* _Job_
Find every line in the records below that contains the word "стенда", and copy each such line.

Data records
==============================

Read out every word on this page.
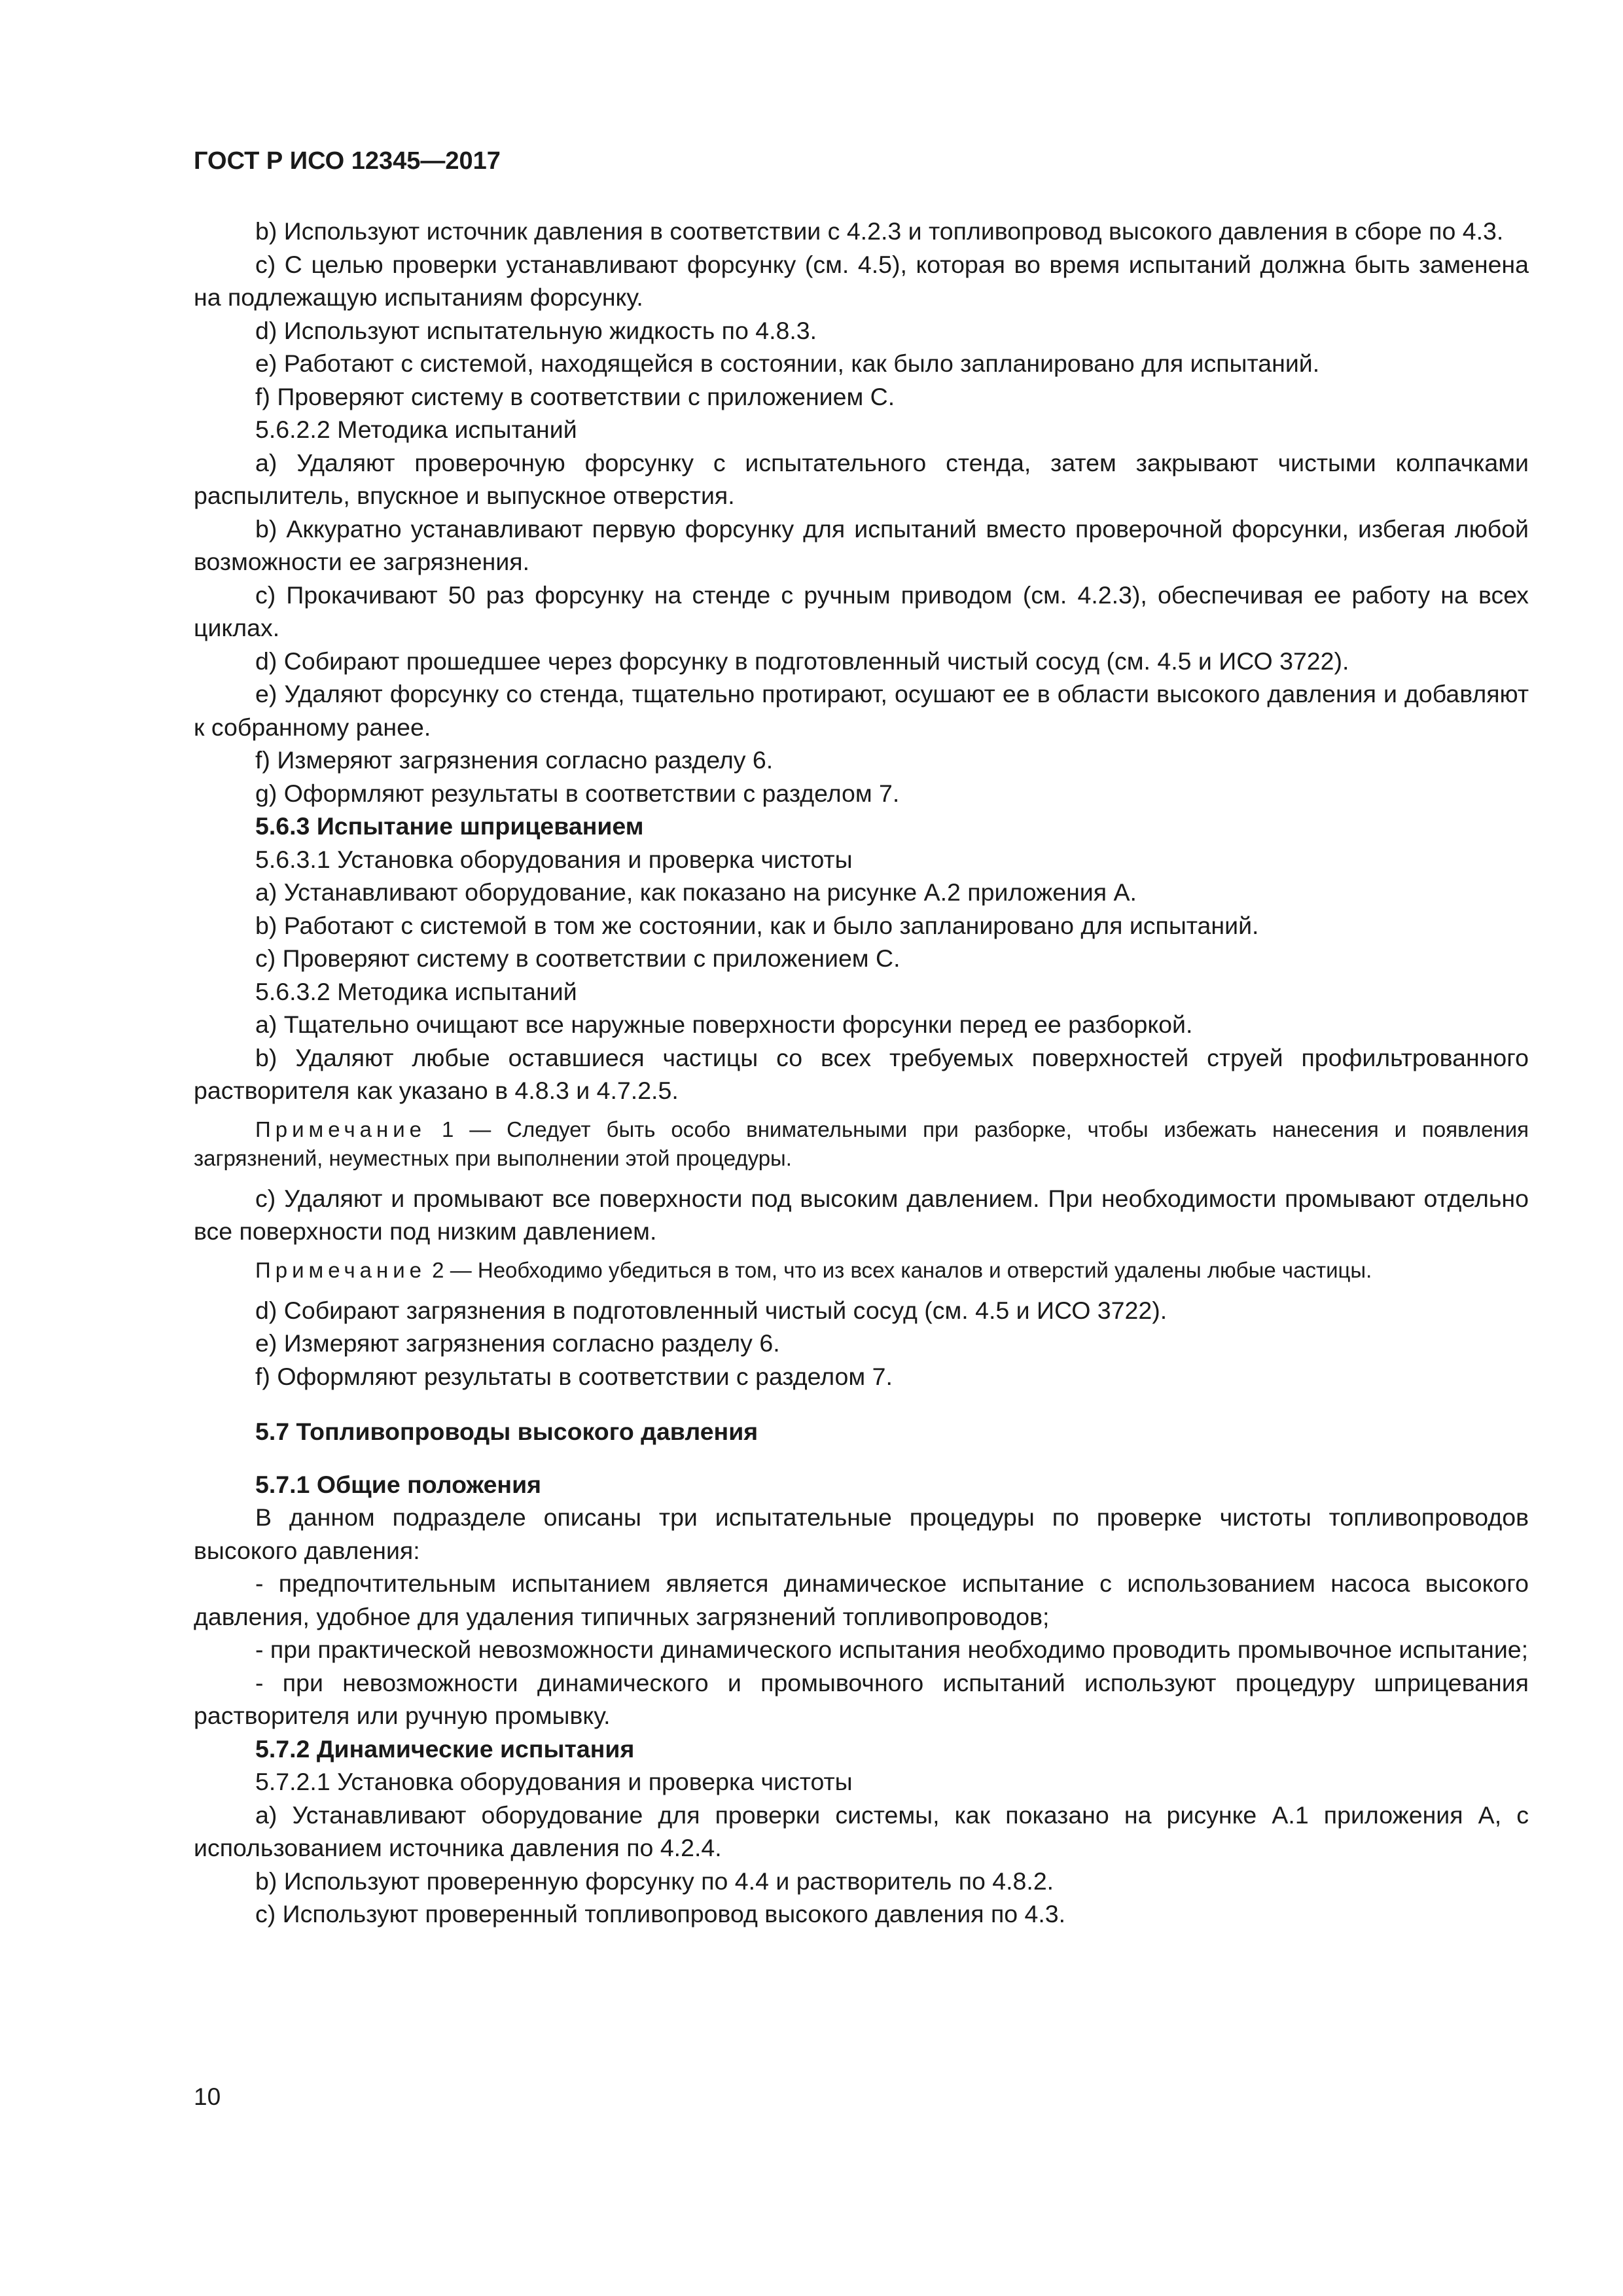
ГОСТ Р ИСО 12345—2017

b) Используют источник давления в соответствии с 4.2.3 и топливопровод высокого давления в сборе по 4.3.

c) С целью проверки устанавливают форсунку (см. 4.5), которая во время испытаний должна быть заменена на подлежащую испытаниям форсунку.

d) Используют испытательную жидкость по 4.8.3.

e) Работают с системой, находящейся в состоянии, как было запланировано для испытаний.

f) Проверяют систему в соответствии с приложением С.

5.6.2.2 Методика испытаний

a) Удаляют проверочную форсунку с испытательного стенда, затем закрывают чистыми колпачками распылитель, впускное и выпускное отверстия.

b) Аккуратно устанавливают первую форсунку для испытаний вместо проверочной форсунки, избегая любой возможности ее загрязнения.

c) Прокачивают 50 раз форсунку на стенде с ручным приводом (см. 4.2.3), обеспечивая ее работу на всех циклах.

d) Собирают прошедшее через форсунку в подготовленный чистый сосуд (см. 4.5 и ИСО 3722).

e) Удаляют форсунку со стенда, тщательно протирают, осушают ее в области высокого давления и добавляют к собранному ранее.

f) Измеряют загрязнения согласно разделу 6.

g) Оформляют результаты в соответствии с разделом 7.

5.6.3 Испытание шприцеванием

5.6.3.1 Установка оборудования и проверка чистоты

a) Устанавливают оборудование, как показано на рисунке А.2 приложения А.

b) Работают с системой в том же состоянии, как и было запланировано для испытаний.

c) Проверяют систему в соответствии с приложением С.

5.6.3.2 Методика испытаний

a) Тщательно очищают все наружные поверхности форсунки перед ее разборкой.

b) Удаляют любые оставшиеся частицы со всех требуемых поверхностей струей профильтрованного растворителя как указано в 4.8.3 и 4.7.2.5.

Примечание 1 — Следует быть особо внимательными при разборке, чтобы избежать нанесения и появления загрязнений, неуместных при выполнении этой процедуры.

c) Удаляют и промывают все поверхности под высоким давлением. При необходимости промывают отдельно все поверхности под низким давлением.

Примечание 2 — Необходимо убедиться в том, что из всех каналов и отверстий удалены любые частицы.

d) Собирают загрязнения в подготовленный чистый сосуд (см. 4.5 и ИСО 3722).

e) Измеряют загрязнения согласно разделу 6.

f) Оформляют результаты в соответствии с разделом 7.

5.7 Топливопроводы высокого давления

5.7.1 Общие положения

В данном подразделе описаны три испытательные процедуры по проверке чистоты топливопроводов высокого давления:

- предпочтительным испытанием является динамическое испытание с использованием насоса высокого давления, удобное для удаления типичных загрязнений топливопроводов;

- при практической невозможности динамического испытания необходимо проводить промывочное испытание;

- при невозможности динамического и промывочного испытаний используют процедуру шприцевания растворителя или ручную промывку.

5.7.2 Динамические испытания

5.7.2.1 Установка оборудования и проверка чистоты

a) Устанавливают оборудование для проверки системы, как показано на рисунке А.1 приложения А, с использованием источника давления по 4.2.4.

b) Используют проверенную форсунку по 4.4 и растворитель по 4.8.2.

c) Используют проверенный топливопровод высокого давления по 4.3.

10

==============================

* _Answer_
a) Удаляют проверочную форсунку с испытательного стенда, затем закрывают чистыми колпачками распылитель, впускное и выпускное отверстия.
e) Удаляют форсунку со стенда, тщательно протирают, осушают ее в области высокого давления и добавляют к собранному ранее.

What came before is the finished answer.